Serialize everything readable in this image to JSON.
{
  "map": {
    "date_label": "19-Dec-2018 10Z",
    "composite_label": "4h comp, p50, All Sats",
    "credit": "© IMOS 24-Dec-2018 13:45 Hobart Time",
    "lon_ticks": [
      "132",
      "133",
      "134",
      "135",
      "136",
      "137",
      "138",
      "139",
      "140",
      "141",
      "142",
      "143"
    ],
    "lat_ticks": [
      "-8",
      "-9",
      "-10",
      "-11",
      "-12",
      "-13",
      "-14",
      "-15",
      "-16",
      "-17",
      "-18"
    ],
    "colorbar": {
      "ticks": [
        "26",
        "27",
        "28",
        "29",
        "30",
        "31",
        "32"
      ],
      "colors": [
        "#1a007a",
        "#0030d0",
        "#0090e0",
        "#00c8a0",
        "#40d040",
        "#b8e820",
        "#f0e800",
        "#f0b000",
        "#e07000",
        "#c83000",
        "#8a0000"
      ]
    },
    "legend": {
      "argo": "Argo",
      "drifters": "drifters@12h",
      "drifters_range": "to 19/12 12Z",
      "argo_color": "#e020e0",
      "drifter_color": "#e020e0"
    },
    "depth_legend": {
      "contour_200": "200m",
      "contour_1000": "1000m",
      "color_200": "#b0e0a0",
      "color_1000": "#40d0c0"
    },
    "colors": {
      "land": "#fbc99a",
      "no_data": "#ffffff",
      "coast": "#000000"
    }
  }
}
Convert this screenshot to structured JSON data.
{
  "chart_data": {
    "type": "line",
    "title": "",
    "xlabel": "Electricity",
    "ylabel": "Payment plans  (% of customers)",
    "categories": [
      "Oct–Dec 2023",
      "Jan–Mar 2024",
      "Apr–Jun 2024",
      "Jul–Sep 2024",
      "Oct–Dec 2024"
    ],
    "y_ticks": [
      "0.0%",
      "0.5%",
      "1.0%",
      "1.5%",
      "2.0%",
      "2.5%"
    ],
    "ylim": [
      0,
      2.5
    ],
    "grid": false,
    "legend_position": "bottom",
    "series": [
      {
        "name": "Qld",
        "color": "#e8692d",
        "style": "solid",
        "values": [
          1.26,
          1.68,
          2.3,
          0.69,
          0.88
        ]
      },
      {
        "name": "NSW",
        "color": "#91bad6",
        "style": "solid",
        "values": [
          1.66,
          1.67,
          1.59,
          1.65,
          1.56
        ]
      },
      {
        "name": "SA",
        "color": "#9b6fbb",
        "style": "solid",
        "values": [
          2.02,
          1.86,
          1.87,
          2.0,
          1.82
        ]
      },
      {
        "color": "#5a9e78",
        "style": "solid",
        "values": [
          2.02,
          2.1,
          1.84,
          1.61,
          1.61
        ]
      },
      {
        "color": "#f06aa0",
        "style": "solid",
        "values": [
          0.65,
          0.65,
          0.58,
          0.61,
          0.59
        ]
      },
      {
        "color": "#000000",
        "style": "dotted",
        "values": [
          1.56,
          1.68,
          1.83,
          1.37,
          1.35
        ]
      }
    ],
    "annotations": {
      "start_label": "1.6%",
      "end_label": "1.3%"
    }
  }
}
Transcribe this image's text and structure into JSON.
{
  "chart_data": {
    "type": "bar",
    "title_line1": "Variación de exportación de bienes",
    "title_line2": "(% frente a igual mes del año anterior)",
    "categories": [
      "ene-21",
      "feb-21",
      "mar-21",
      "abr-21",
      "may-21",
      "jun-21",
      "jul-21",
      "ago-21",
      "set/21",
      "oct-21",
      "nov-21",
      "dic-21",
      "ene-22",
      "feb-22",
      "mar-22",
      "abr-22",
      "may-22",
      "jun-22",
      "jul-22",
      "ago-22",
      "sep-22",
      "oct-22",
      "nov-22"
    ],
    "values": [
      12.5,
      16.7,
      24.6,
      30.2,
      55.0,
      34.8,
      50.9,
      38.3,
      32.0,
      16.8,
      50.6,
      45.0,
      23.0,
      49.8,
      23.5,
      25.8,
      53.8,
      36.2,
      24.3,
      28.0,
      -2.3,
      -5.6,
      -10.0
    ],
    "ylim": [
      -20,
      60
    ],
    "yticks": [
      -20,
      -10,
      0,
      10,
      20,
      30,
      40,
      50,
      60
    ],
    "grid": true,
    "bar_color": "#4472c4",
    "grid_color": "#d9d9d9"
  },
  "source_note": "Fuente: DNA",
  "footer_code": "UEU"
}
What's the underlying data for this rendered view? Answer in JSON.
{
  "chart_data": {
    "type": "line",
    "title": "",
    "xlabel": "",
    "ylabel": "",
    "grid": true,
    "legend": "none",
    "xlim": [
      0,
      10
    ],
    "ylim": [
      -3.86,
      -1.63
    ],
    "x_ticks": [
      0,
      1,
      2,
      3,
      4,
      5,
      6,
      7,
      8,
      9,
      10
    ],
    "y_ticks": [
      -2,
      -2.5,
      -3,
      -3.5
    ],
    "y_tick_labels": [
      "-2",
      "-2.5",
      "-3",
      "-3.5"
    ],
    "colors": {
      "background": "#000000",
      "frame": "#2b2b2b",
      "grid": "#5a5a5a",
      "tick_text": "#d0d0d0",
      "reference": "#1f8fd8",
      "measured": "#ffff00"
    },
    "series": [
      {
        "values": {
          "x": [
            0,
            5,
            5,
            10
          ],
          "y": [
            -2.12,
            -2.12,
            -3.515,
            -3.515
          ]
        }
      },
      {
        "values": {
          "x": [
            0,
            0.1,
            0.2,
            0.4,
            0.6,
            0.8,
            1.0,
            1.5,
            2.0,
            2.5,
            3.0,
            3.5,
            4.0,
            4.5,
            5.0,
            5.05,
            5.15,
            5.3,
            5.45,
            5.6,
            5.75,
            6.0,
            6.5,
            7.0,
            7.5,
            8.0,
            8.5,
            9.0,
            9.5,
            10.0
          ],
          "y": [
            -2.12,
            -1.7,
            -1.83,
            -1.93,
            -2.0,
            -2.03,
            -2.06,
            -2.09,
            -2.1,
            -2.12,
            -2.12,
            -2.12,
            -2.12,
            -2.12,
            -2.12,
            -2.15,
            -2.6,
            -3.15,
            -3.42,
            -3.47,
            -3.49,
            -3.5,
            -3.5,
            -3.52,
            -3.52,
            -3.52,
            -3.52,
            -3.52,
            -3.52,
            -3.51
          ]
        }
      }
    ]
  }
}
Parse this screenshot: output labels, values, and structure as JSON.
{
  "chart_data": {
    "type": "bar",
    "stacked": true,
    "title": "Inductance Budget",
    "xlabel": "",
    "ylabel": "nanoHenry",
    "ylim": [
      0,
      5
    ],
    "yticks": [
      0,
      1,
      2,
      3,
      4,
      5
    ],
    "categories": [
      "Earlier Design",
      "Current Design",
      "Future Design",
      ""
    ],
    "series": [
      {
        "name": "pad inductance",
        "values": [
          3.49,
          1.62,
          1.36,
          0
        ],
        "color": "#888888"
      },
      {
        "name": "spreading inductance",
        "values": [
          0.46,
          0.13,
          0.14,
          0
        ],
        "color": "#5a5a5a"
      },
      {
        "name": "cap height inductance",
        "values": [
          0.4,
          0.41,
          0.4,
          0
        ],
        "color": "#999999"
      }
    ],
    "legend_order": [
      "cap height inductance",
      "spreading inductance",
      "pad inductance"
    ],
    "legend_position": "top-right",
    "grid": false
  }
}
▬▬▬▬▬▬
> [GOAL]:
Set all of the entries down again, exactly as they were given.

> [CORRECT ANSWER]:
Serialize everything readable in this image to JSON.
{
  "map": {
    "date_label": "19-Dec-2018 10Z",
    "composite_label": "4h comp, p50, All Sats",
    "credit": "© IMOS 24-Dec-2018 13:45 Hobart Time",
    "lon_ticks": [
      "132",
      "133",
      "134",
      "135",
      "136",
      "137",
      "138",
      "139",
      "140",
      "141",
      "142",
      "143"
    ],
    "lat_ticks": [
      "-8",
      "-9",
      "-10",
      "-11",
      "-12",
      "-13",
      "-14",
      "-15",
      "-16",
      "-17",
      "-18"
    ],
    "colorbar": {
      "ticks": [
        "26",
        "27",
        "28",
        "29",
        "30",
        "31",
        "32"
      ],
      "colors": [
        "#1a007a",
        "#0030d0",
        "#0090e0",
        "#00c8a0",
        "#40d040",
        "#b8e820",
        "#f0e800",
        "#f0b000",
        "#e07000",
        "#c83000",
        "#8a0000"
      ]
    },
    "legend": {
      "argo": "Argo",
      "drifters": "drifters@12h",
      "drifters_range": "to 19/12 12Z",
      "argo_color": "#e020e0",
      "drifter_color": "#e020e0"
    },
    "depth_legend": {
      "contour_200": "200m",
      "contour_1000": "1000m",
      "color_200": "#b0e0a0",
      "color_1000": "#40d0c0"
    },
    "colors": {
      "land": "#fbc99a",
      "no_data": "#ffffff",
      "coast": "#000000"
    }
  }
}
Convert this screenshot to structured JSON data.
{
  "chart_data": {
    "type": "line",
    "title": "",
    "xlabel": "Electricity",
    "ylabel": "Payment plans  (% of customers)",
    "categories": [
      "Oct–Dec 2023",
      "Jan–Mar 2024",
      "Apr–Jun 2024",
      "Jul–Sep 2024",
      "Oct–Dec 2024"
    ],
    "y_ticks": [
      "0.0%",
      "0.5%",
      "1.0%",
      "1.5%",
      "2.0%",
      "2.5%"
    ],
    "ylim": [
      0,
      2.5
    ],
    "grid": false,
    "legend_position": "bottom",
    "series": [
      {
        "name": "Qld",
        "color": "#e8692d",
        "style": "solid",
        "values": [
          1.26,
          1.68,
          2.3,
          0.69,
          0.88
        ]
      },
      {
        "name": "NSW",
        "color": "#91bad6",
        "style": "solid",
        "values": [
          1.66,
          1.67,
          1.59,
          1.65,
          1.56
        ]
      },
      {
        "name": "SA",
        "color": "#9b6fbb",
        "style": "solid",
        "values": [
          2.02,
          1.86,
          1.87,
          2.0,
          1.82
        ]
      },
      {
        "color": "#5a9e78",
        "style": "solid",
        "values": [
          2.02,
          2.1,
          1.84,
          1.61,
          1.61
        ]
      },
      {
        "color": "#f06aa0",
        "style": "solid",
        "values": [
          0.65,
          0.65,
          0.58,
          0.61,
          0.59
        ]
      },
      {
        "color": "#000000",
        "style": "dotted",
        "values": [
          1.56,
          1.68,
          1.83,
          1.37,
          1.35
        ]
      }
    ],
    "annotations": {
      "start_label": "1.6%",
      "end_label": "1.3%"
    }
  }
}
Transcribe this image's text and structure into JSON.
{
  "chart_data": {
    "type": "bar",
    "title_line1": "Variación de exportación de bienes",
    "title_line2": "(% frente a igual mes del año anterior)",
    "categories": [
      "ene-21",
      "feb-21",
      "mar-21",
      "abr-21",
      "may-21",
      "jun-21",
      "jul-21",
      "ago-21",
      "set/21",
      "oct-21",
      "nov-21",
      "dic-21",
      "ene-22",
      "feb-22",
      "mar-22",
      "abr-22",
      "may-22",
      "jun-22",
      "jul-22",
      "ago-22",
      "sep-22",
      "oct-22",
      "nov-22"
    ],
    "values": [
      12.5,
      16.7,
      24.6,
      30.2,
      55.0,
      34.8,
      50.9,
      38.3,
      32.0,
      16.8,
      50.6,
      45.0,
      23.0,
      49.8,
      23.5,
      25.8,
      53.8,
      36.2,
      24.3,
      28.0,
      -2.3,
      -5.6,
      -10.0
    ],
    "ylim": [
      -20,
      60
    ],
    "yticks": [
      -20,
      -10,
      0,
      10,
      20,
      30,
      40,
      50,
      60
    ],
    "grid": true,
    "bar_color": "#4472c4",
    "grid_color": "#d9d9d9"
  },
  "source_note": "Fuente: DNA",
  "footer_code": "UEU"
}
What's the underlying data for this rendered view? Answer in JSON.
{
  "chart_data": {
    "type": "line",
    "title": "",
    "xlabel": "",
    "ylabel": "",
    "grid": true,
    "legend": "none",
    "xlim": [
      0,
      10
    ],
    "ylim": [
      -3.86,
      -1.63
    ],
    "x_ticks": [
      0,
      1,
      2,
      3,
      4,
      5,
      6,
      7,
      8,
      9,
      10
    ],
    "y_ticks": [
      -2,
      -2.5,
      -3,
      -3.5
    ],
    "y_tick_labels": [
      "-2",
      "-2.5",
      "-3",
      "-3.5"
    ],
    "colors": {
      "background": "#000000",
      "frame": "#2b2b2b",
      "grid": "#5a5a5a",
      "tick_text": "#d0d0d0",
      "reference": "#1f8fd8",
      "measured": "#ffff00"
    },
    "series": [
      {
        "values": {
          "x": [
            0,
            5,
            5,
            10
          ],
          "y": [
            -2.12,
            -2.12,
            -3.515,
            -3.515
          ]
        }
      },
      {
        "values": {
          "x": [
            0,
            0.1,
            0.2,
            0.4,
            0.6,
            0.8,
            1.0,
            1.5,
            2.0,
            2.5,
            3.0,
            3.5,
            4.0,
            4.5,
            5.0,
            5.05,
            5.15,
            5.3,
            5.45,
            5.6,
            5.75,
            6.0,
            6.5,
            7.0,
            7.5,
            8.0,
            8.5,
            9.0,
            9.5,
            10.0
          ],
          "y": [
            -2.12,
            -1.7,
            -1.83,
            -1.93,
            -2.0,
            -2.03,
            -2.06,
            -2.09,
            -2.1,
            -2.12,
            -2.12,
            -2.12,
            -2.12,
            -2.12,
            -2.12,
            -2.15,
            -2.6,
            -3.15,
            -3.42,
            -3.47,
            -3.49,
            -3.5,
            -3.5,
            -3.52,
            -3.52,
            -3.52,
            -3.52,
            -3.52,
            -3.52,
            -3.51
          ]
        }
      }
    ]
  }
}
Parse this screenshot: output labels, values, and structure as JSON.
{
  "chart_data": {
    "type": "bar",
    "stacked": true,
    "title": "Inductance Budget",
    "xlabel": "",
    "ylabel": "nanoHenry",
    "ylim": [
      0,
      5
    ],
    "yticks": [
      0,
      1,
      2,
      3,
      4,
      5
    ],
    "categories": [
      "Earlier Design",
      "Current Design",
      "Future Design",
      ""
    ],
    "series": [
      {
        "name": "pad inductance",
        "values": [
          3.49,
          1.62,
          1.36,
          0
        ],
        "color": "#888888"
      },
      {
        "name": "spreading inductance",
        "values": [
          0.46,
          0.13,
          0.14,
          0
        ],
        "color": "#5a5a5a"
      },
      {
        "name": "cap height inductance",
        "values": [
          0.4,
          0.41,
          0.4,
          0
        ],
        "color": "#999999"
      }
    ],
    "legend_order": [
      "cap height inductance",
      "spreading inductance",
      "pad inductance"
    ],
    "legend_position": "top-right",
    "grid": false
  }
}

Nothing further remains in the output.